Saved data entries:
———

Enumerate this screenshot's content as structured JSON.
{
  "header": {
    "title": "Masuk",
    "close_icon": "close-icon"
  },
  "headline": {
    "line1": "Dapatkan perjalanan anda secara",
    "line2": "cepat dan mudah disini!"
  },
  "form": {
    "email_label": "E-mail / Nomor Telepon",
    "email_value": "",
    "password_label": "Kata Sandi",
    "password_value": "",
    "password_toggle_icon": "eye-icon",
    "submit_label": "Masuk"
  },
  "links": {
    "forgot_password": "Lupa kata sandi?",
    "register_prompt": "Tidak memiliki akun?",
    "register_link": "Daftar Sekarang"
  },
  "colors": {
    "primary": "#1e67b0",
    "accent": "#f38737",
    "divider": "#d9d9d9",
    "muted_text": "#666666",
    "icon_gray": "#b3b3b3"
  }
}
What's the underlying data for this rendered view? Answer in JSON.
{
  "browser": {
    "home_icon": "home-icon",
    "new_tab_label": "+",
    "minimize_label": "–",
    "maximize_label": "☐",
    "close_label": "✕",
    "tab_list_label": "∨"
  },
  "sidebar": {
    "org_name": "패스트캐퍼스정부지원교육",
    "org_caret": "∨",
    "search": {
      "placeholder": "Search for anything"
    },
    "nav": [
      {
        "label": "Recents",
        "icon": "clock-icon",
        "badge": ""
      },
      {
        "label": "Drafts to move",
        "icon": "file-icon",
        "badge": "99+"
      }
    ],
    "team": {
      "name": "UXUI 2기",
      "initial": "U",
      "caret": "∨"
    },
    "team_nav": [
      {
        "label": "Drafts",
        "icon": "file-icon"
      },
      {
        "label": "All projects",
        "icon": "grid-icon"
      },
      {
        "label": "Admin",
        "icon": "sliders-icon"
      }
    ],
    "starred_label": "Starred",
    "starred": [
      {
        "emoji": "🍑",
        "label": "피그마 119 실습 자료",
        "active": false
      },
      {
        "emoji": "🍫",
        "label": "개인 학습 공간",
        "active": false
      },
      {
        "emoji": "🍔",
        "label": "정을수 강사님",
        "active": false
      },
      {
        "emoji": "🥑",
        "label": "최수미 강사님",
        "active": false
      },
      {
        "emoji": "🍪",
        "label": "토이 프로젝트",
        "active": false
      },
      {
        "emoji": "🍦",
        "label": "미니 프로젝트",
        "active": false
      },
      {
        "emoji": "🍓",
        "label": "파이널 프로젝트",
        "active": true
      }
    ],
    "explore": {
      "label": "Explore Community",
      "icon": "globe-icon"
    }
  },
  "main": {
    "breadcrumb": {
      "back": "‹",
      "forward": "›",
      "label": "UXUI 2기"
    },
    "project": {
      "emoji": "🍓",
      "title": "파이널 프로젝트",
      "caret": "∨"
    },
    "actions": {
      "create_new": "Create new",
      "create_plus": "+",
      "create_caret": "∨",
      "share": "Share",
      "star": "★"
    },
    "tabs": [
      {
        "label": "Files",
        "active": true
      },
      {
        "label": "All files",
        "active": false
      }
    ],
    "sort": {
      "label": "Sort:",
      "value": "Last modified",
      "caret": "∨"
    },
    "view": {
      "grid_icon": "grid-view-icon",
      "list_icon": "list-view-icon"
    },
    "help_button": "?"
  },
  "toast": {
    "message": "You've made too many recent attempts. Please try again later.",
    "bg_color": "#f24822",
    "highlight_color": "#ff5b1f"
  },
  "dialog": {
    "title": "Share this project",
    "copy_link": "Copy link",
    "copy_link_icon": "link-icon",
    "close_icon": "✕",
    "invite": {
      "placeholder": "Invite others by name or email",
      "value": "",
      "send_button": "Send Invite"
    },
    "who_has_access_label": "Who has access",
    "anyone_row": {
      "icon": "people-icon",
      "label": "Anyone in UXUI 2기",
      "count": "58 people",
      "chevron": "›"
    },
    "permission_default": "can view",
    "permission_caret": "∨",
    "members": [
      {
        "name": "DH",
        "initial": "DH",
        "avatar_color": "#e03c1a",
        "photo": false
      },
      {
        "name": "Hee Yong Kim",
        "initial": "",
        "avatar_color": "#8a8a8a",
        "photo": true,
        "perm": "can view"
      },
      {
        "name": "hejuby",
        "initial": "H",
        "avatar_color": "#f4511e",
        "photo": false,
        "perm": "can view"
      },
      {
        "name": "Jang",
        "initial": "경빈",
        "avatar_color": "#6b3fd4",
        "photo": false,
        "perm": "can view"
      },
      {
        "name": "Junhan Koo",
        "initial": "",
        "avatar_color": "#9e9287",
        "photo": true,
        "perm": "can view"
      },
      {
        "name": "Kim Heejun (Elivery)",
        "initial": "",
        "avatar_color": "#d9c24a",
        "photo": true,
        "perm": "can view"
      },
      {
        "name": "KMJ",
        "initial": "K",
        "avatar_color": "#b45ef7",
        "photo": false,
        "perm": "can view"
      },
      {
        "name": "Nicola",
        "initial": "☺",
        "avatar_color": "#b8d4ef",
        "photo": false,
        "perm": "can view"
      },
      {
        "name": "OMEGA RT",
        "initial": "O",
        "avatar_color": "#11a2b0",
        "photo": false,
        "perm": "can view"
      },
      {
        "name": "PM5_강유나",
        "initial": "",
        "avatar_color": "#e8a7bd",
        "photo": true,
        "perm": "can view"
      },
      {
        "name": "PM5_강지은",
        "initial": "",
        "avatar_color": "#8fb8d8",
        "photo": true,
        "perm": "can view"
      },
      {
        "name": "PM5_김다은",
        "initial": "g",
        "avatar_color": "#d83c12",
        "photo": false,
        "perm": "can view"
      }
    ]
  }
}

———

» **Goal**:
Repeat the data exactly. Leave nothing out.

» **Reply**:
Enumerate this screenshot's content as structured JSON.
{
  "header": {
    "title": "Masuk",
    "close_icon": "close-icon"
  },
  "headline": {
    "line1": "Dapatkan perjalanan anda secara",
    "line2": "cepat dan mudah disini!"
  },
  "form": {
    "email_label": "E-mail / Nomor Telepon",
    "email_value": "",
    "password_label": "Kata Sandi",
    "password_value": "",
    "password_toggle_icon": "eye-icon",
    "submit_label": "Masuk"
  },
  "links": {
    "forgot_password": "Lupa kata sandi?",
    "register_prompt": "Tidak memiliki akun?",
    "register_link": "Daftar Sekarang"
  },
  "colors": {
    "primary": "#1e67b0",
    "accent": "#f38737",
    "divider": "#d9d9d9",
    "muted_text": "#666666",
    "icon_gray": "#b3b3b3"
  }
}
What's the underlying data for this rendered view? Answer in JSON.
{
  "browser": {
    "home_icon": "home-icon",
    "new_tab_label": "+",
    "minimize_label": "–",
    "maximize_label": "☐",
    "close_label": "✕",
    "tab_list_label": "∨"
  },
  "sidebar": {
    "org_name": "패스트캐퍼스정부지원교육",
    "org_caret": "∨",
    "search": {
      "placeholder": "Search for anything"
    },
    "nav": [
      {
        "label": "Recents",
        "icon": "clock-icon",
        "badge": ""
      },
      {
        "label": "Drafts to move",
        "icon": "file-icon",
        "badge": "99+"
      }
    ],
    "team": {
      "name": "UXUI 2기",
      "initial": "U",
      "caret": "∨"
    },
    "team_nav": [
      {
        "label": "Drafts",
        "icon": "file-icon"
      },
      {
        "label": "All projects",
        "icon": "grid-icon"
      },
      {
        "label": "Admin",
        "icon": "sliders-icon"
      }
    ],
    "starred_label": "Starred",
    "starred": [
      {
        "emoji": "🍑",
        "label": "피그마 119 실습 자료",
        "active": false
      },
      {
        "emoji": "🍫",
        "label": "개인 학습 공간",
        "active": false
      },
      {
        "emoji": "🍔",
        "label": "정을수 강사님",
        "active": false
      },
      {
        "emoji": "🥑",
        "label": "최수미 강사님",
        "active": false
      },
      {
        "emoji": "🍪",
        "label": "토이 프로젝트",
        "active": false
      },
      {
        "emoji": "🍦",
        "label": "미니 프로젝트",
        "active": false
      },
      {
        "emoji": "🍓",
        "label": "파이널 프로젝트",
        "active": true
      }
    ],
    "explore": {
      "label": "Explore Community",
      "icon": "globe-icon"
    }
  },
  "main": {
    "breadcrumb": {
      "back": "‹",
      "forward": "›",
      "label": "UXUI 2기"
    },
    "project": {
      "emoji": "🍓",
      "title": "파이널 프로젝트",
      "caret": "∨"
    },
    "actions": {
      "create_new": "Create new",
      "create_plus": "+",
      "create_caret": "∨",
      "share": "Share",
      "star": "★"
    },
    "tabs": [
      {
        "label": "Files",
        "active": true
      },
      {
        "label": "All files",
        "active": false
      }
    ],
    "sort": {
      "label": "Sort:",
      "value": "Last modified",
      "caret": "∨"
    },
    "view": {
      "grid_icon": "grid-view-icon",
      "list_icon": "list-view-icon"
    },
    "help_button": "?"
  },
  "toast": {
    "message": "You've made too many recent attempts. Please try again later.",
    "bg_color": "#f24822",
    "highlight_color": "#ff5b1f"
  },
  "dialog": {
    "title": "Share this project",
    "copy_link": "Copy link",
    "copy_link_icon": "link-icon",
    "close_icon": "✕",
    "invite": {
      "placeholder": "Invite others by name or email",
      "value": "",
      "send_button": "Send Invite"
    },
    "who_has_access_label": "Who has access",
    "anyone_row": {
      "icon": "people-icon",
      "label": "Anyone in UXUI 2기",
      "count": "58 people",
      "chevron": "›"
    },
    "permission_default": "can view",
    "permission_caret": "∨",
    "members": [
      {
        "name": "DH",
        "initial": "DH",
        "avatar_color": "#e03c1a",
        "photo": false
      },
      {
        "name": "Hee Yong Kim",
        "initial": "",
        "avatar_color": "#8a8a8a",
        "photo": true,
        "perm": "can view"
      },
      {
        "name": "hejuby",
        "initial": "H",
        "avatar_color": "#f4511e",
        "photo": false,
        "perm": "can view"
      },
      {
        "name": "Jang",
        "initial": "경빈",
        "avatar_color": "#6b3fd4",
        "photo": false,
        "perm": "can view"
      },
      {
        "name": "Junhan Koo",
        "initial": "",
        "avatar_color": "#9e9287",
        "photo": true,
        "perm": "can view"
      },
      {
        "name": "Kim Heejun (Elivery)",
        "initial": "",
        "avatar_color": "#d9c24a",
        "photo": true,
        "perm": "can view"
      },
      {
        "name": "KMJ",
        "initial": "K",
        "avatar_color": "#b45ef7",
        "photo": false,
        "perm": "can view"
      },
      {
        "name": "Nicola",
        "initial": "☺",
        "avatar_color": "#b8d4ef",
        "photo": false,
        "perm": "can view"
      },
      {
        "name": "OMEGA RT",
        "initial": "O",
        "avatar_color": "#11a2b0",
        "photo": false,
        "perm": "can view"
      },
      {
        "name": "PM5_강유나",
        "initial": "",
        "avatar_color": "#e8a7bd",
        "photo": true,
        "perm": "can view"
      },
      {
        "name": "PM5_강지은",
        "initial": "",
        "avatar_color": "#8fb8d8",
        "photo": true,
        "perm": "can view"
      },
      {
        "name": "PM5_김다은",
        "initial": "g",
        "avatar_color": "#d83c12",
        "photo": false,
        "perm": "can view"
      }
    ]
  }
}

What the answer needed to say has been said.